» **Extracted material**:
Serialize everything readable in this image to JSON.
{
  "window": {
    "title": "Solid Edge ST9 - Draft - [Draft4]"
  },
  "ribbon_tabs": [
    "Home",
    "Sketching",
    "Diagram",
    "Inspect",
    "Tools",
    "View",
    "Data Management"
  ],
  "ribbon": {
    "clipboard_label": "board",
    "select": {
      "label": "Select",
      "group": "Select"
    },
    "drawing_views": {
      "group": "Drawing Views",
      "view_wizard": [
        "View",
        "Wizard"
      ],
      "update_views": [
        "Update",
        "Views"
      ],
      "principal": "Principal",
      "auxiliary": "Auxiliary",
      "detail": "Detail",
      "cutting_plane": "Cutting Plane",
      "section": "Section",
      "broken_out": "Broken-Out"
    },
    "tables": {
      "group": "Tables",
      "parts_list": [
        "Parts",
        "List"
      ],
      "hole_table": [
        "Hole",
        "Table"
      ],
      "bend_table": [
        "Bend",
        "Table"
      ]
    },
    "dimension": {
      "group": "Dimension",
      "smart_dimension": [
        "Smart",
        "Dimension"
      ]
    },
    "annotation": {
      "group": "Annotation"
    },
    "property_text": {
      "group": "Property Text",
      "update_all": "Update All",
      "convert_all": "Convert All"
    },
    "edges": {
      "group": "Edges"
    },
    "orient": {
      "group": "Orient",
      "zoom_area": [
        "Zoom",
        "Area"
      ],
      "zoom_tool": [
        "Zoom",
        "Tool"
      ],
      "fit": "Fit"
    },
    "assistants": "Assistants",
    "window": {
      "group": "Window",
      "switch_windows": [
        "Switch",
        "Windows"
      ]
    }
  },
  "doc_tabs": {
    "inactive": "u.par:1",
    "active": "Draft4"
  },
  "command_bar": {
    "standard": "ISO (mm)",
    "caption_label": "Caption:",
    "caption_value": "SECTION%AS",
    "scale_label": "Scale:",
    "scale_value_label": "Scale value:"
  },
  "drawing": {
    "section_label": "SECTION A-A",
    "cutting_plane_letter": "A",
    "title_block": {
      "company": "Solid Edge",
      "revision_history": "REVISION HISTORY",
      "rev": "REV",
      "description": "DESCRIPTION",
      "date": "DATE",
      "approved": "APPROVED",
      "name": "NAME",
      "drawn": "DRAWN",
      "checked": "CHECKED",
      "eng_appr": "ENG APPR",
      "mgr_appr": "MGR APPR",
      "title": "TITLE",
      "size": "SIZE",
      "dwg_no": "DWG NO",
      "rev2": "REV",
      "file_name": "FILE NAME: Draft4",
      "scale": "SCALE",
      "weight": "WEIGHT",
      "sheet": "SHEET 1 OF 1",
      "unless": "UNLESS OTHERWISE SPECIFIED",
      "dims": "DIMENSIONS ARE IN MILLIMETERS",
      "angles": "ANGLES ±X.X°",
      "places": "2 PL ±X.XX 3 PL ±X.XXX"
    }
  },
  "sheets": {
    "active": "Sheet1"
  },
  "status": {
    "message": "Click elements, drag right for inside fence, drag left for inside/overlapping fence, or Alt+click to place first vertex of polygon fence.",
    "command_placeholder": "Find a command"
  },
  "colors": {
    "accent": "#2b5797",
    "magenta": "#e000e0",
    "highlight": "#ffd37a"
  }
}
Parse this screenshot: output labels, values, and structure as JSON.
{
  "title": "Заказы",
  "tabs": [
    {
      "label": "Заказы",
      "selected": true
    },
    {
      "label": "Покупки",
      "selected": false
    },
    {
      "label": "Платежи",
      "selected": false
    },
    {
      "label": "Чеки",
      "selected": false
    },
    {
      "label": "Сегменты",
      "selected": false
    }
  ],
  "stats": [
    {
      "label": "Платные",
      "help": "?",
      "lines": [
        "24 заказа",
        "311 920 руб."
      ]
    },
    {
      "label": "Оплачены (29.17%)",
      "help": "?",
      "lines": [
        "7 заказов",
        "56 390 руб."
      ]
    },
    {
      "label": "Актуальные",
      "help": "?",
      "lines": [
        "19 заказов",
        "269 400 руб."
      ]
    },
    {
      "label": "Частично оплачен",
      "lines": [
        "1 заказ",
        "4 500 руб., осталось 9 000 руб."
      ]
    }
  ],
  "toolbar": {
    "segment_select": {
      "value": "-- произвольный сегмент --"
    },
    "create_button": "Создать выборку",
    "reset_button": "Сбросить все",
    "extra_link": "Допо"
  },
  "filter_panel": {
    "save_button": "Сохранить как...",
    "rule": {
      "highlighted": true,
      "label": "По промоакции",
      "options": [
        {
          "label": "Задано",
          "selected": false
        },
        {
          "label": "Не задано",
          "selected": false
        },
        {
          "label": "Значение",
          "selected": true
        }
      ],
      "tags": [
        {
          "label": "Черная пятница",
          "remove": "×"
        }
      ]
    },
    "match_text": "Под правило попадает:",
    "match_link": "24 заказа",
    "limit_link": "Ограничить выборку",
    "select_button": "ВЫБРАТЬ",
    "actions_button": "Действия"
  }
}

» **What to work on**:
Every record should be given again exactly.

» **Reply to the task**:
Serialize everything readable in this image to JSON.
{
  "window": {
    "title": "Solid Edge ST9 - Draft - [Draft4]"
  },
  "ribbon_tabs": [
    "Home",
    "Sketching",
    "Diagram",
    "Inspect",
    "Tools",
    "View",
    "Data Management"
  ],
  "ribbon": {
    "clipboard_label": "board",
    "select": {
      "label": "Select",
      "group": "Select"
    },
    "drawing_views": {
      "group": "Drawing Views",
      "view_wizard": [
        "View",
        "Wizard"
      ],
      "update_views": [
        "Update",
        "Views"
      ],
      "principal": "Principal",
      "auxiliary": "Auxiliary",
      "detail": "Detail",
      "cutting_plane": "Cutting Plane",
      "section": "Section",
      "broken_out": "Broken-Out"
    },
    "tables": {
      "group": "Tables",
      "parts_list": [
        "Parts",
        "List"
      ],
      "hole_table": [
        "Hole",
        "Table"
      ],
      "bend_table": [
        "Bend",
        "Table"
      ]
    },
    "dimension": {
      "group": "Dimension",
      "smart_dimension": [
        "Smart",
        "Dimension"
      ]
    },
    "annotation": {
      "group": "Annotation"
    },
    "property_text": {
      "group": "Property Text",
      "update_all": "Update All",
      "convert_all": "Convert All"
    },
    "edges": {
      "group": "Edges"
    },
    "orient": {
      "group": "Orient",
      "zoom_area": [
        "Zoom",
        "Area"
      ],
      "zoom_tool": [
        "Zoom",
        "Tool"
      ],
      "fit": "Fit"
    },
    "assistants": "Assistants",
    "window": {
      "group": "Window",
      "switch_windows": [
        "Switch",
        "Windows"
      ]
    }
  },
  "doc_tabs": {
    "inactive": "u.par:1",
    "active": "Draft4"
  },
  "command_bar": {
    "standard": "ISO (mm)",
    "caption_label": "Caption:",
    "caption_value": "SECTION%AS",
    "scale_label": "Scale:",
    "scale_value_label": "Scale value:"
  },
  "drawing": {
    "section_label": "SECTION A-A",
    "cutting_plane_letter": "A",
    "title_block": {
      "company": "Solid Edge",
      "revision_history": "REVISION HISTORY",
      "rev": "REV",
      "description": "DESCRIPTION",
      "date": "DATE",
      "approved": "APPROVED",
      "name": "NAME",
      "drawn": "DRAWN",
      "checked": "CHECKED",
      "eng_appr": "ENG APPR",
      "mgr_appr": "MGR APPR",
      "title": "TITLE",
      "size": "SIZE",
      "dwg_no": "DWG NO",
      "rev2": "REV",
      "file_name": "FILE NAME: Draft4",
      "scale": "SCALE",
      "weight": "WEIGHT",
      "sheet": "SHEET 1 OF 1",
      "unless": "UNLESS OTHERWISE SPECIFIED",
      "dims": "DIMENSIONS ARE IN MILLIMETERS",
      "angles": "ANGLES ±X.X°",
      "places": "2 PL ±X.XX 3 PL ±X.XXX"
    }
  },
  "sheets": {
    "active": "Sheet1"
  },
  "status": {
    "message": "Click elements, drag right for inside fence, drag left for inside/overlapping fence, or Alt+click to place first vertex of polygon fence.",
    "command_placeholder": "Find a command"
  },
  "colors": {
    "accent": "#2b5797",
    "magenta": "#e000e0",
    "highlight": "#ffd37a"
  }
}
Parse this screenshot: output labels, values, and structure as JSON.
{
  "title": "Заказы",
  "tabs": [
    {
      "label": "Заказы",
      "selected": true
    },
    {
      "label": "Покупки",
      "selected": false
    },
    {
      "label": "Платежи",
      "selected": false
    },
    {
      "label": "Чеки",
      "selected": false
    },
    {
      "label": "Сегменты",
      "selected": false
    }
  ],
  "stats": [
    {
      "label": "Платные",
      "help": "?",
      "lines": [
        "24 заказа",
        "311 920 руб."
      ]
    },
    {
      "label": "Оплачены (29.17%)",
      "help": "?",
      "lines": [
        "7 заказов",
        "56 390 руб."
      ]
    },
    {
      "label": "Актуальные",
      "help": "?",
      "lines": [
        "19 заказов",
        "269 400 руб."
      ]
    },
    {
      "label": "Частично оплачен",
      "lines": [
        "1 заказ",
        "4 500 руб., осталось 9 000 руб."
      ]
    }
  ],
  "toolbar": {
    "segment_select": {
      "value": "-- произвольный сегмент --"
    },
    "create_button": "Создать выборку",
    "reset_button": "Сбросить все",
    "extra_link": "Допо"
  },
  "filter_panel": {
    "save_button": "Сохранить как...",
    "rule": {
      "highlighted": true,
      "label": "По промоакции",
      "options": [
        {
          "label": "Задано",
          "selected": false
        },
        {
          "label": "Не задано",
          "selected": false
        },
        {
          "label": "Значение",
          "selected": true
        }
      ],
      "tags": [
        {
          "label": "Черная пятница",
          "remove": "×"
        }
      ]
    },
    "match_text": "Под правило попадает:",
    "match_link": "24 заказа",
    "limit_link": "Ограничить выборку",
    "select_button": "ВЫБРАТЬ",
    "actions_button": "Действия"
  }
}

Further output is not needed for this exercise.